### [Entries from a visual dataset]
-=-=-
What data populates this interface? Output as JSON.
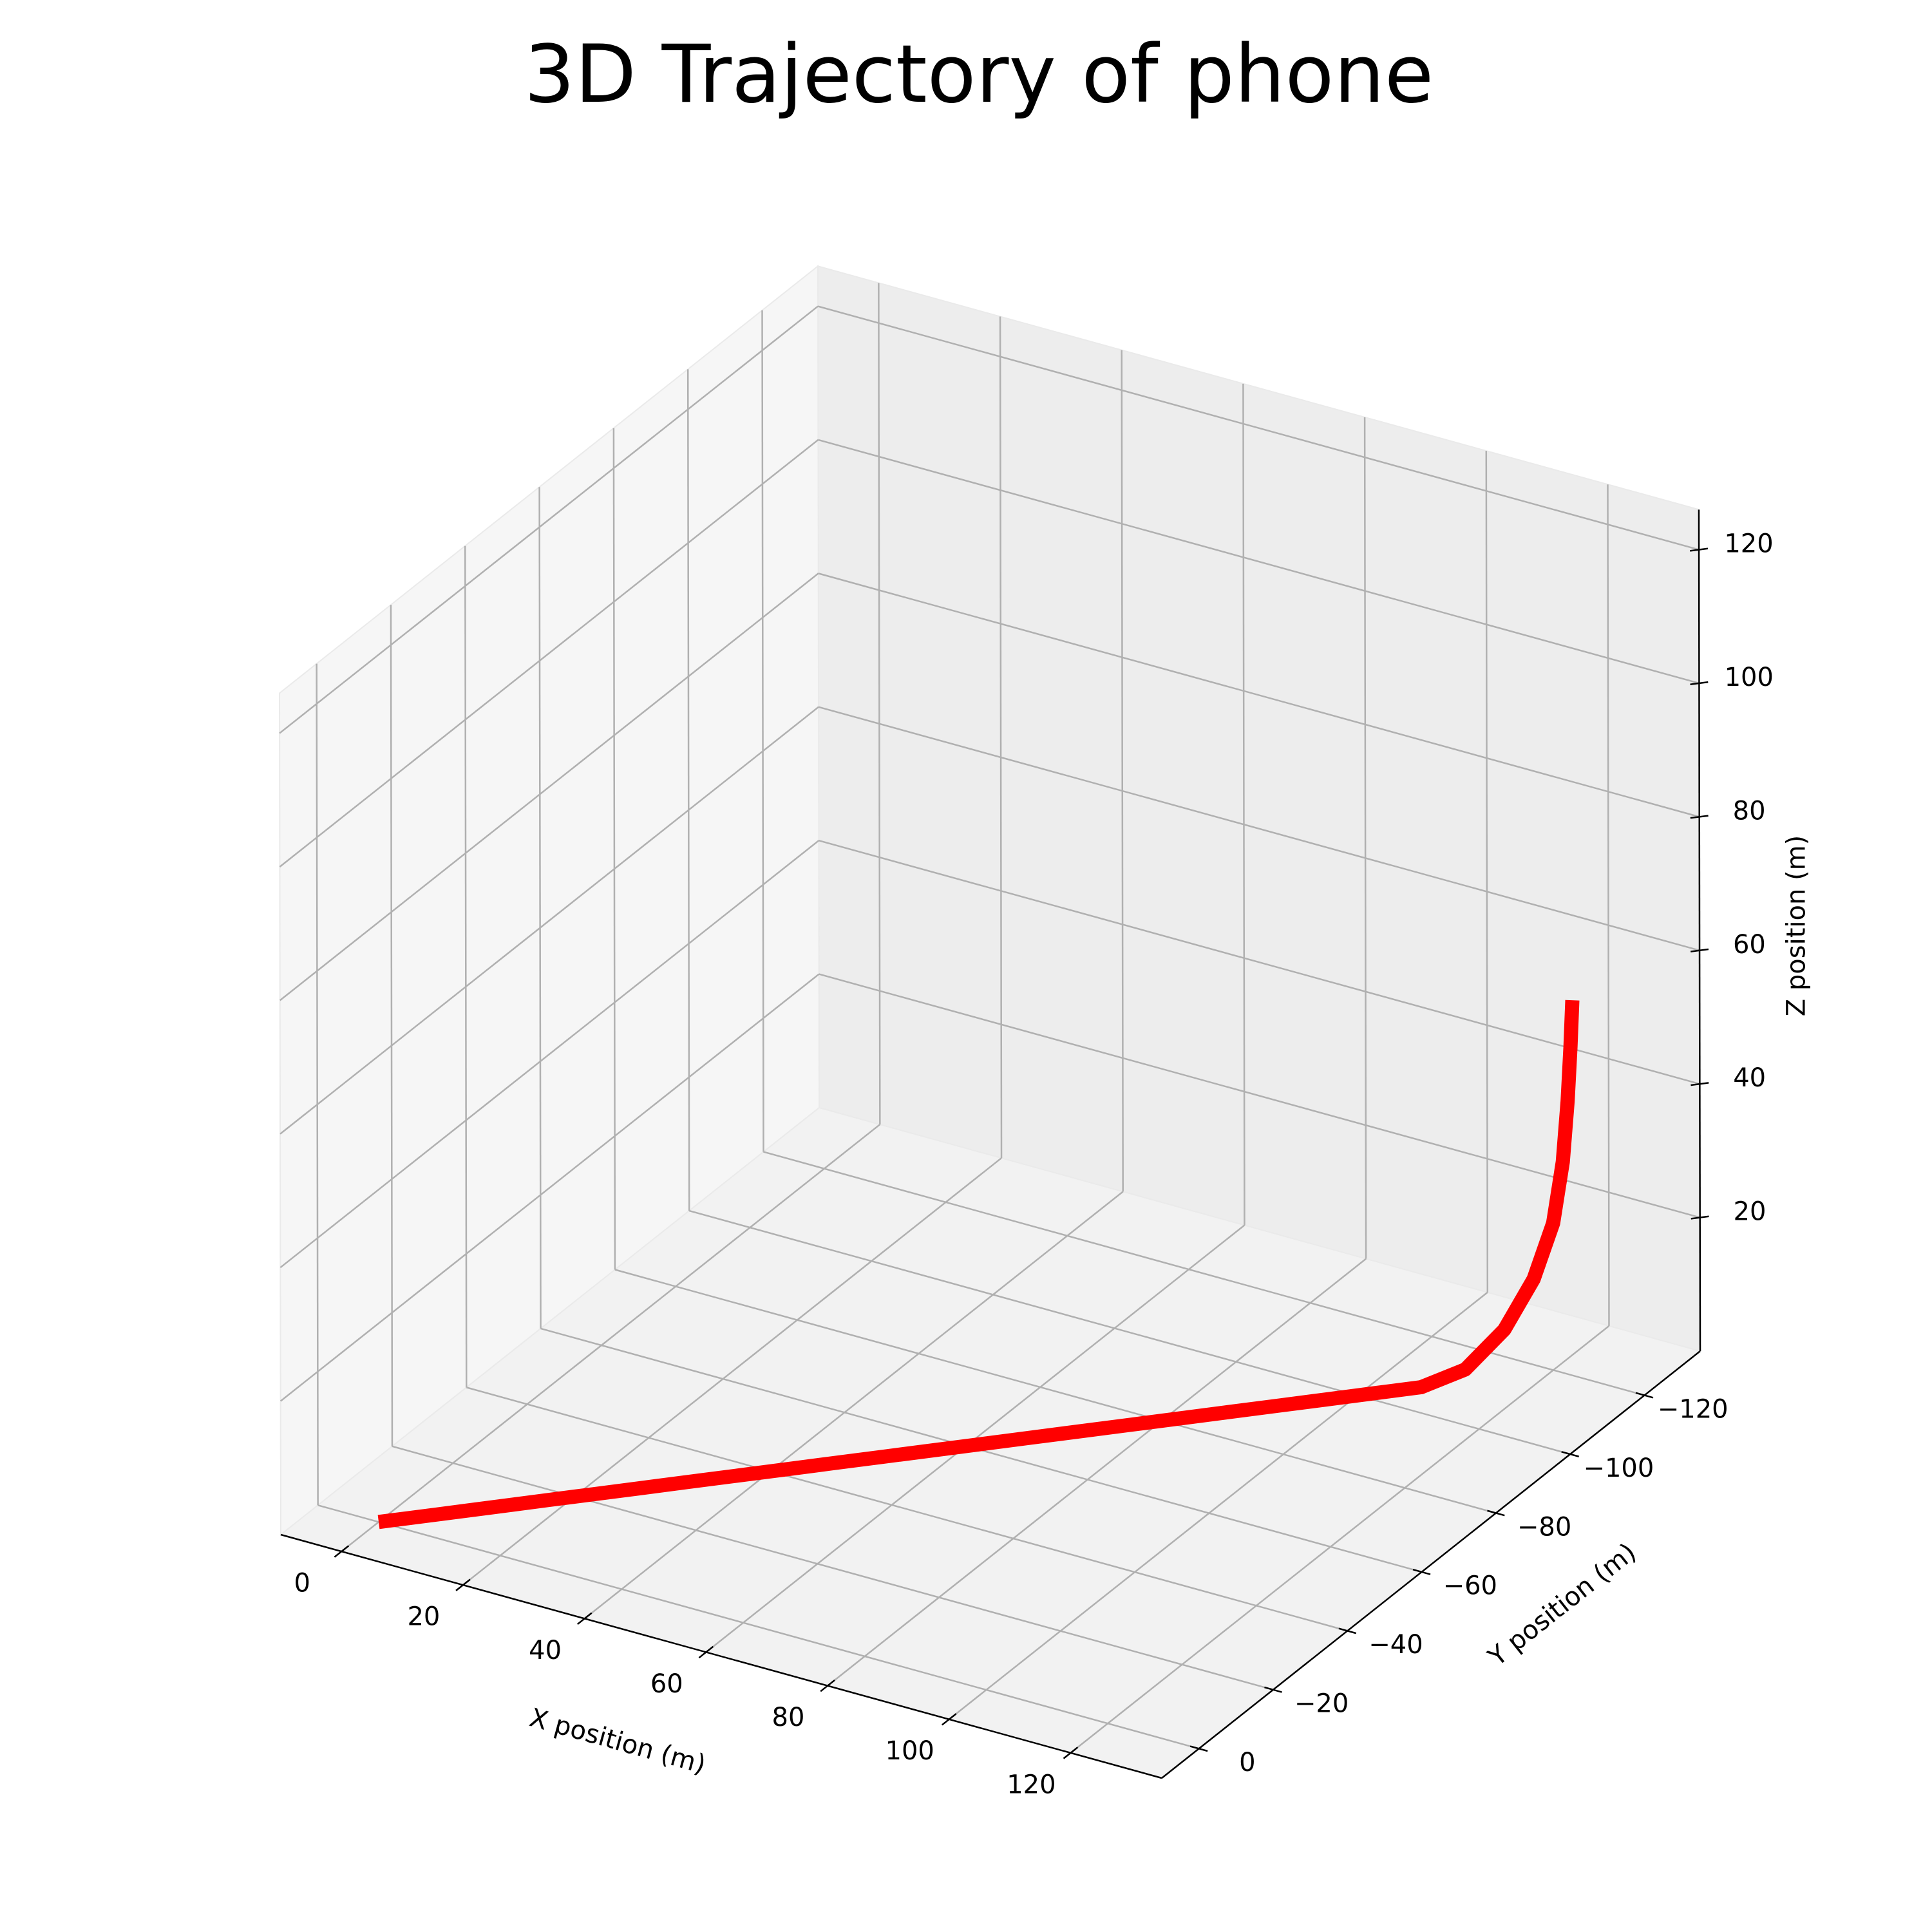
{
  "chart_data": {
    "type": "line",
    "projection": "3d",
    "title": "3D Trajectory of phone",
    "xlabel": "X position (m)",
    "ylabel": "Y position (m)",
    "zlabel": "Z position (m)",
    "xlim": [
      -10,
      135
    ],
    "ylim": [
      -135,
      10
    ],
    "zlim": [
      0,
      126
    ],
    "x_ticks": [
      0,
      20,
      40,
      60,
      80,
      100,
      120
    ],
    "y_ticks": [
      0,
      -20,
      -40,
      -60,
      -80,
      -100,
      -120
    ],
    "z_ticks": [
      20,
      40,
      60,
      80,
      100,
      120
    ],
    "x_tick_labels": [
      "0",
      "20",
      "40",
      "60",
      "80",
      "100",
      "120"
    ],
    "y_tick_labels": [
      "0",
      "−20",
      "−40",
      "−60",
      "−80",
      "−100",
      "−120"
    ],
    "z_tick_labels": [
      "20",
      "40",
      "60",
      "80",
      "100",
      "120"
    ],
    "grid": true,
    "series": [
      {
        "color": "#ff0000",
        "x": [
          0.0,
          1.5,
          3.5,
          6.0,
          9.0,
          13.0,
          17.5,
          22.0,
          26.5,
          31.5,
          36.5,
          41.5,
          46.5,
          51.5,
          56.5,
          61.5,
          66.5,
          71.5,
          76.5,
          81.5,
          86.5,
          91.5,
          96.5,
          101.5,
          106.5,
          111.0,
          115.0,
          118.0,
          120.0,
          121.0,
          121.5,
          121.8,
          122.0
        ],
        "y": [
          0.0,
          -1.5,
          -3.5,
          -6.0,
          -9.0,
          -13.0,
          -17.5,
          -22.0,
          -26.5,
          -31.5,
          -36.5,
          -41.5,
          -46.5,
          -51.5,
          -56.5,
          -61.5,
          -66.5,
          -71.5,
          -76.5,
          -81.5,
          -86.5,
          -91.5,
          -96.5,
          -101.5,
          -106.5,
          -111.0,
          -115.0,
          -118.0,
          -120.0,
          -121.0,
          -121.5,
          -121.8,
          -122.0
        ],
        "z": [
          0,
          0,
          0,
          0,
          0,
          0,
          0,
          0,
          0,
          0,
          0,
          0,
          0,
          0,
          0,
          0,
          0,
          0,
          0,
          0,
          0,
          0,
          0,
          0,
          0,
          1.8,
          7.0,
          14.0,
          22.0,
          31.0,
          40.0,
          48.0,
          55.0
        ]
      }
    ]
  }
}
-=-=-
### [JOB]
Check each line above for the word "position" and copy the ones that have it.

### [EXERCISE ANSWER]
    "xlabel": "X position (m)",
    "ylabel": "Y position (m)",
    "zlabel": "Z position (m)",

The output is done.